Work to be completed –
Go through the entries one line at a time, and gather every line that has the word "about".

(Extracted records)
* Begin *
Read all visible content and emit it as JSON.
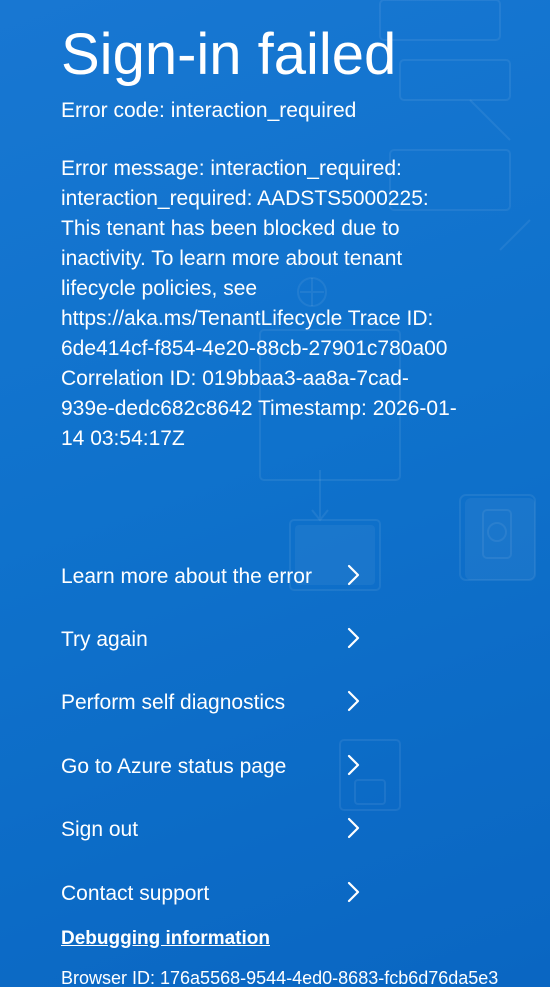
{
  "page": {
    "title": "Sign-in failed",
    "error_code": "Error code: interaction_required",
    "error_message": "Error message: interaction_required: interaction_required: AADSTS5000225: This tenant has been blocked due to inactivity. To learn more about tenant lifecycle policies, see https://aka.ms/TenantLifecycle Trace ID: 6de414cf-f854-4e20-88cb-27901c780a00 Correlation ID: 019bbaa3-aa8a-7cad-939e-dedc682c8642 Timestamp: 2026-01-14 03:54:17Z"
  },
  "actions": [
    {
      "label": "Learn more about the error",
      "icon": "chevron-right-icon"
    },
    {
      "label": "Try again",
      "icon": "chevron-right-icon"
    },
    {
      "label": "Perform self diagnostics",
      "icon": "chevron-right-icon"
    },
    {
      "label": "Go to Azure status page",
      "icon": "chevron-right-icon"
    },
    {
      "label": "Sign out",
      "icon": "chevron-right-icon"
    },
    {
      "label": "Contact support",
      "icon": "chevron-right-icon"
    }
  ],
  "debug": {
    "link_label": "Debugging information",
    "browser_id": "Browser ID: 176a5568-9544-4ed0-8683-fcb6d76da5e3"
  },
  "theme": {
    "background": "#0f72cc",
    "text": "#ffffff"
  }
}
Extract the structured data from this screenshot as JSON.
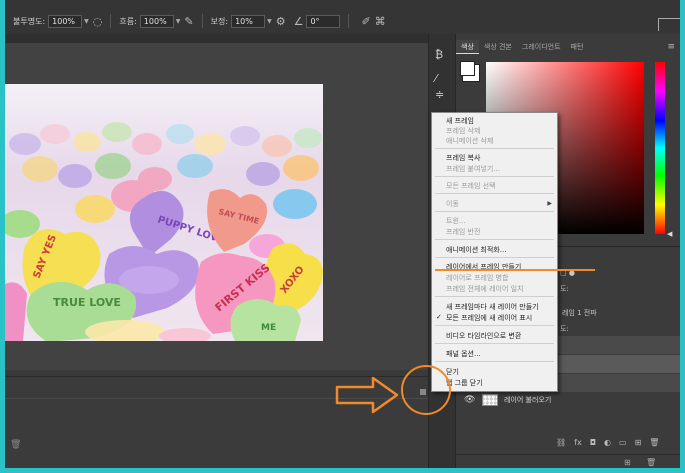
{
  "options_bar": {
    "opacity_label": "불투명도:",
    "opacity_value": "100%",
    "flow_label": "흐름:",
    "flow_value": "100%",
    "smoothing_label": "보정:",
    "smoothing_value": "10%",
    "angle_value": "0°"
  },
  "photo": {
    "hearts": [
      {
        "text": "SAY YES"
      },
      {
        "text": "TRUE LOVE"
      },
      {
        "text": "PUPPY LOVE"
      },
      {
        "text": "SAY TIME"
      },
      {
        "text": "FIRST KISS"
      },
      {
        "text": "XOXO"
      },
      {
        "text": "ME"
      }
    ]
  },
  "color_panel": {
    "tabs": [
      {
        "label": "색상"
      },
      {
        "label": "색상 견본"
      },
      {
        "label": "그레이디언트"
      },
      {
        "label": "패턴"
      }
    ]
  },
  "layers_fragments": {
    "frag_a": "도:",
    "frag_b": "레임 1 전파",
    "frag_c": "도:"
  },
  "layers": {
    "last_layer_name": "레이어 불러오기"
  },
  "context_menu": {
    "items": [
      {
        "label": "새 프레임",
        "disabled": false
      },
      {
        "label": "프레임 삭제",
        "disabled": true
      },
      {
        "label": "애니메이션 삭제",
        "disabled": true
      },
      {
        "label": "프레임 복사",
        "disabled": false
      },
      {
        "label": "프레임 붙여넣기...",
        "disabled": true
      },
      {
        "label": "모든 프레임 선택",
        "disabled": true
      },
      {
        "label": "이동",
        "disabled": true,
        "submenu": true
      },
      {
        "label": "트윈...",
        "disabled": true
      },
      {
        "label": "프레임 반전",
        "disabled": true
      },
      {
        "label": "애니메이션 최적화...",
        "disabled": false
      },
      {
        "label": "레이어에서 프레임 만들기",
        "disabled": false
      },
      {
        "label": "레이어로 프레임 병합",
        "disabled": true
      },
      {
        "label": "프레임 전체에 레이어 일치",
        "disabled": true
      },
      {
        "label": "새 프레임마다 새 레이어 만들기",
        "disabled": false
      },
      {
        "label": "모든 프레임에 새 레이어 표시",
        "disabled": false,
        "checked": true
      },
      {
        "label": "비디오 타임라인으로 변환",
        "disabled": false
      },
      {
        "label": "패널 옵션...",
        "disabled": false
      },
      {
        "label": "닫기",
        "disabled": false
      },
      {
        "label": "탭 그룹 닫기",
        "disabled": false
      }
    ]
  },
  "colors": {
    "annotation_orange": "#f08a2a",
    "frame_teal": "#29c3c7"
  }
}
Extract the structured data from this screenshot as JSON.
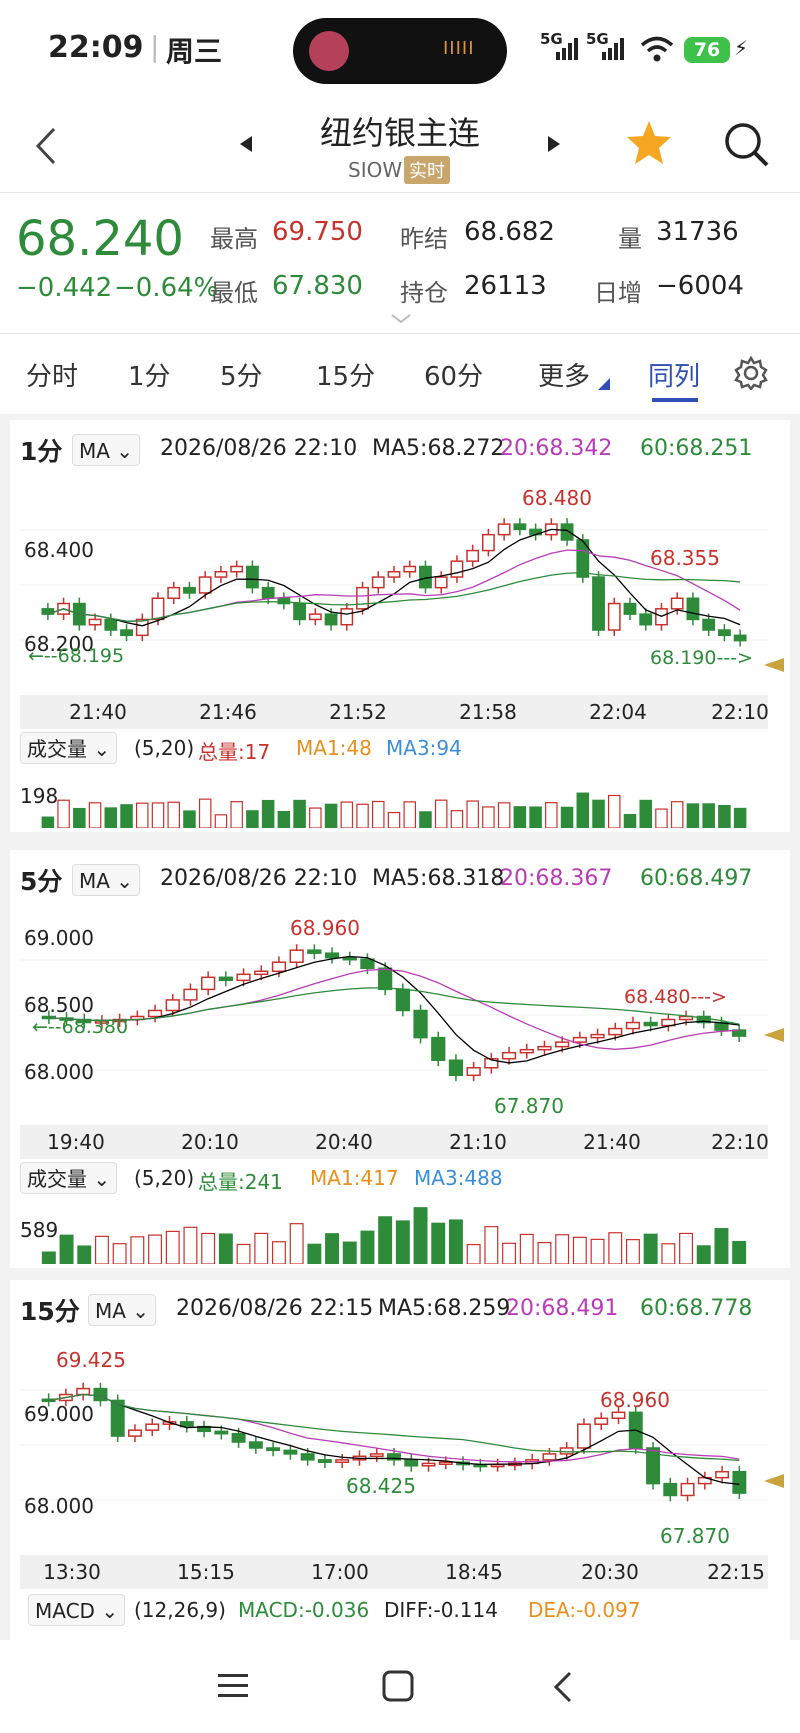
{
  "status": {
    "time": "22:09",
    "day": "周三",
    "signal1": "5G",
    "signal2": "5G",
    "battery": "76",
    "pill_text": "IIIII"
  },
  "header": {
    "title": "纽约银主连",
    "code": "SIOW",
    "badge": "实时"
  },
  "quote": {
    "price": "68.240",
    "change": "−0.442",
    "change_pct": "−0.64%",
    "high_label": "最高",
    "high": "69.750",
    "low_label": "最低",
    "low": "67.830",
    "prev_label": "昨结",
    "prev": "68.682",
    "oi_label": "持仓",
    "oi": "26113",
    "vol_label": "量",
    "vol": "31736",
    "daily_label": "日增",
    "daily": "−6004"
  },
  "tabs": [
    "分时",
    "1分",
    "5分",
    "15分",
    "60分",
    "更多",
    "同列"
  ],
  "colors": {
    "up": "#c8322d",
    "down": "#2e8b3a",
    "ma5": "#000000",
    "ma20": "#b83cb5",
    "ma60": "#2e8b3a",
    "accent": "#2f4fb5",
    "star": "#f5a623"
  },
  "p1": {
    "title": "1分",
    "ind": "MA",
    "time": "2026/08/26 22:10",
    "ma5": "MA5:68.272",
    "ma20": "20:68.342",
    "ma60": "60:68.251",
    "y_labels": [
      "68.400",
      "68.200"
    ],
    "ann_high": "68.480",
    "ann_right": "68.355",
    "ann_left": "←--68.195",
    "ann_rlow": "68.190--->",
    "x_labels": [
      "21:40",
      "21:46",
      "21:52",
      "21:58",
      "22:04",
      "22:10"
    ],
    "vol_sel": "成交量",
    "vol_params": "(5,20)",
    "vol_total": "总量:17",
    "vol_ma1": "MA1:48",
    "vol_ma3": "MA3:94",
    "vol_y": "198"
  },
  "p2": {
    "title": "5分",
    "ind": "MA",
    "time": "2026/08/26 22:10",
    "ma5": "MA5:68.318",
    "ma20": "20:68.367",
    "ma60": "60:68.497",
    "y_labels": [
      "69.000",
      "68.500",
      "68.000"
    ],
    "ann_high": "68.960",
    "ann_right": "68.480--->",
    "ann_left": "←--68.380",
    "ann_low": "67.870",
    "x_labels": [
      "19:40",
      "20:10",
      "20:40",
      "21:10",
      "21:40",
      "22:10"
    ],
    "vol_sel": "成交量",
    "vol_params": "(5,20)",
    "vol_total": "总量:241",
    "vol_ma1": "MA1:417",
    "vol_ma3": "MA3:488",
    "vol_y": "589"
  },
  "p3": {
    "title": "15分",
    "ind": "MA",
    "time": "2026/08/26 22:15",
    "ma5": "MA5:68.259",
    "ma20": "20:68.491",
    "ma60": "60:68.778",
    "y_labels": [
      "69.000",
      "68.000"
    ],
    "ann_high": "69.425",
    "ann_mid": "68.425",
    "ann_right": "68.960",
    "ann_low": "67.870",
    "x_labels": [
      "13:30",
      "15:15",
      "17:00",
      "18:45",
      "20:30",
      "22:15"
    ],
    "macd_sel": "MACD",
    "macd_params": "(12,26,9)",
    "macd": "MACD:-0.036",
    "diff": "DIFF:-0.114",
    "dea": "DEA:-0.097"
  },
  "chart_data": [
    {
      "type": "candlestick",
      "title": "1分",
      "ylim": [
        68.15,
        68.52
      ],
      "x": [
        "21:40",
        "21:46",
        "21:52",
        "21:58",
        "22:04",
        "22:10"
      ],
      "close": [
        68.28,
        68.3,
        68.26,
        68.27,
        68.25,
        68.24,
        68.27,
        68.31,
        68.33,
        68.32,
        68.35,
        68.36,
        68.37,
        68.33,
        68.31,
        68.3,
        68.27,
        68.28,
        68.26,
        68.29,
        68.33,
        68.35,
        68.36,
        68.37,
        68.33,
        68.35,
        68.38,
        68.4,
        68.43,
        68.45,
        68.44,
        68.43,
        68.45,
        68.42,
        68.35,
        68.25,
        68.3,
        68.28,
        68.26,
        68.29,
        68.31,
        68.27,
        68.25,
        68.24,
        68.23
      ]
    },
    {
      "type": "candlestick",
      "title": "5分",
      "ylim": [
        67.8,
        69.1
      ],
      "x": [
        "19:40",
        "20:10",
        "20:40",
        "21:10",
        "21:40",
        "22:10"
      ],
      "close": [
        68.43,
        68.42,
        68.4,
        68.41,
        68.42,
        68.44,
        68.48,
        68.55,
        68.62,
        68.7,
        68.68,
        68.72,
        68.74,
        68.8,
        68.88,
        68.86,
        68.83,
        68.82,
        68.76,
        68.62,
        68.48,
        68.3,
        68.15,
        68.05,
        68.1,
        68.16,
        68.2,
        68.22,
        68.24,
        68.27,
        68.3,
        68.32,
        68.36,
        68.4,
        68.38,
        68.42,
        68.44,
        68.4,
        68.35,
        68.31
      ]
    },
    {
      "type": "candlestick",
      "title": "15分",
      "ylim": [
        67.8,
        69.45
      ],
      "x": [
        "13:30",
        "15:15",
        "17:00",
        "18:45",
        "20:30",
        "22:15"
      ],
      "close": [
        69.0,
        69.05,
        69.1,
        69.0,
        68.7,
        68.75,
        68.8,
        68.82,
        68.78,
        68.74,
        68.72,
        68.65,
        68.6,
        68.58,
        68.55,
        68.5,
        68.48,
        68.5,
        68.53,
        68.55,
        68.5,
        68.45,
        68.47,
        68.48,
        68.46,
        68.45,
        68.46,
        68.47,
        68.5,
        68.55,
        68.6,
        68.8,
        68.85,
        68.9,
        68.6,
        68.3,
        68.2,
        68.3,
        68.35,
        68.4,
        68.22
      ]
    }
  ]
}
* End *
Exercise output –
    "error_message": "Error message: interaction_required: interaction_required: AADSTS5000225: This tenant has been blocked due to inactivity. To learn more about tenant lifecycle policies, see https://aka.ms/TenantLifecycle Trace ID: 6de414cf-f854-4e20-88cb-27901c780a00 Correlation ID: 019bbaa3-aa8a-7cad-939e-dedc682c8642 Timestamp: 2026-01-14 03:54:17Z"
      "label": "Learn more about the error",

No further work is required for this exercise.